=== AVAILABLE DATA ===

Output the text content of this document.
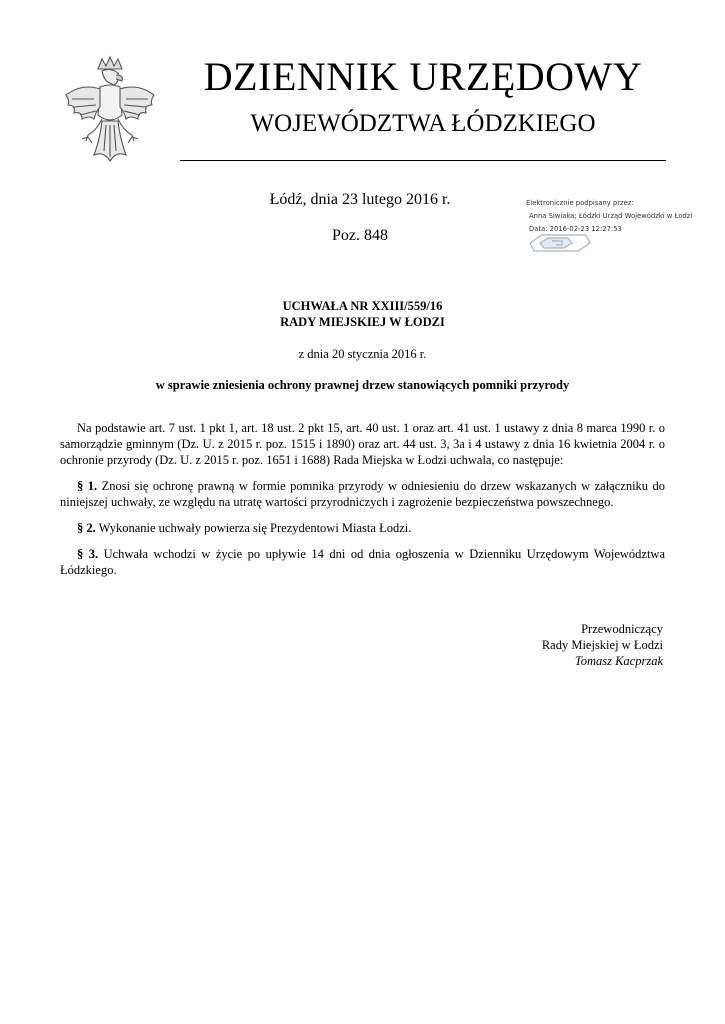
DZIENNIK URZĘDOWY
WOJEWÓDZTWA ŁÓDZKIEGO
Łódź, dnia 23 lutego 2016 r.
Poz. 848
Elektronicznie podpisany przez:
Anna Siwiaka; Łódzki Urząd Wojewódzki w Łodzi
Data: 2016-02-23 12:27:53
UCHWAŁA NR XXIII/559/16
RADY MIEJSKIEJ W ŁODZI
z dnia 20 stycznia 2016 r.
w sprawie zniesienia ochrony prawnej drzew stanowiących pomniki przyrody

Na podstawie art. 7 ust. 1 pkt 1, art. 18 ust. 2 pkt 15, art. 40 ust. 1 oraz art. 41 ust. 1 ustawy z dnia 8 marca 1990 r. o samorządzie gminnym (Dz. U. z 2015 r. poz. 1515 i 1890) oraz art. 44 ust. 3, 3a i 4 ustawy z dnia 16 kwietnia 2004 r. o ochronie przyrody (Dz. U. z 2015 r. poz. 1651 i 1688) Rada Miejska w Łodzi uchwala, co następuje:

§ 1. Znosi się ochronę prawną w formie pomnika przyrody w odniesieniu do drzew wskazanych w załączniku do niniejszej uchwały, ze względu na utratę wartości przyrodniczych i zagrożenie bezpieczeństwa powszechnego.

§ 2. Wykonanie uchwały powierza się Prezydentowi Miasta Łodzi.

§ 3. Uchwała wchodzi w życie po upływie 14 dni od dnia ogłoszenia w Dzienniku Urzędowym Województwa Łódzkiego.

Przewodniczący
Rady Miejskiej w Łodzi
Tomasz Kacprzak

===

## WHAT IS EXPECTED
Your task is to copy the entries in full and exactly, without any images.

## RESULT OF THIS TASK
Output the text content of this document.
DZIENNIK URZĘDOWY
WOJEWÓDZTWA ŁÓDZKIEGO
Łódź, dnia 23 lutego 2016 r.
Poz. 848
Elektronicznie podpisany przez:
Anna Siwiaka; Łódzki Urząd Wojewódzki w Łodzi
Data: 2016-02-23 12:27:53
UCHWAŁA NR XXIII/559/16
RADY MIEJSKIEJ W ŁODZI
z dnia 20 stycznia 2016 r.
w sprawie zniesienia ochrony prawnej drzew stanowiących pomniki przyrody

Na podstawie art. 7 ust. 1 pkt 1, art. 18 ust. 2 pkt 15, art. 40 ust. 1 oraz art. 41 ust. 1 ustawy z dnia 8 marca 1990 r. o samorządzie gminnym (Dz. U. z 2015 r. poz. 1515 i 1890) oraz art. 44 ust. 3, 3a i 4 ustawy z dnia 16 kwietnia 2004 r. o ochronie przyrody (Dz. U. z 2015 r. poz. 1651 i 1688) Rada Miejska w Łodzi uchwala, co następuje:

§ 1. Znosi się ochronę prawną w formie pomnika przyrody w odniesieniu do drzew wskazanych w załączniku do niniejszej uchwały, ze względu na utratę wartości przyrodniczych i zagrożenie bezpieczeństwa powszechnego.

§ 2. Wykonanie uchwały powierza się Prezydentowi Miasta Łodzi.

§ 3. Uchwała wchodzi w życie po upływie 14 dni od dnia ogłoszenia w Dzienniku Urzędowym Województwa Łódzkiego.

Przewodniczący
Rady Miejskiej w Łodzi
Tomasz Kacprzak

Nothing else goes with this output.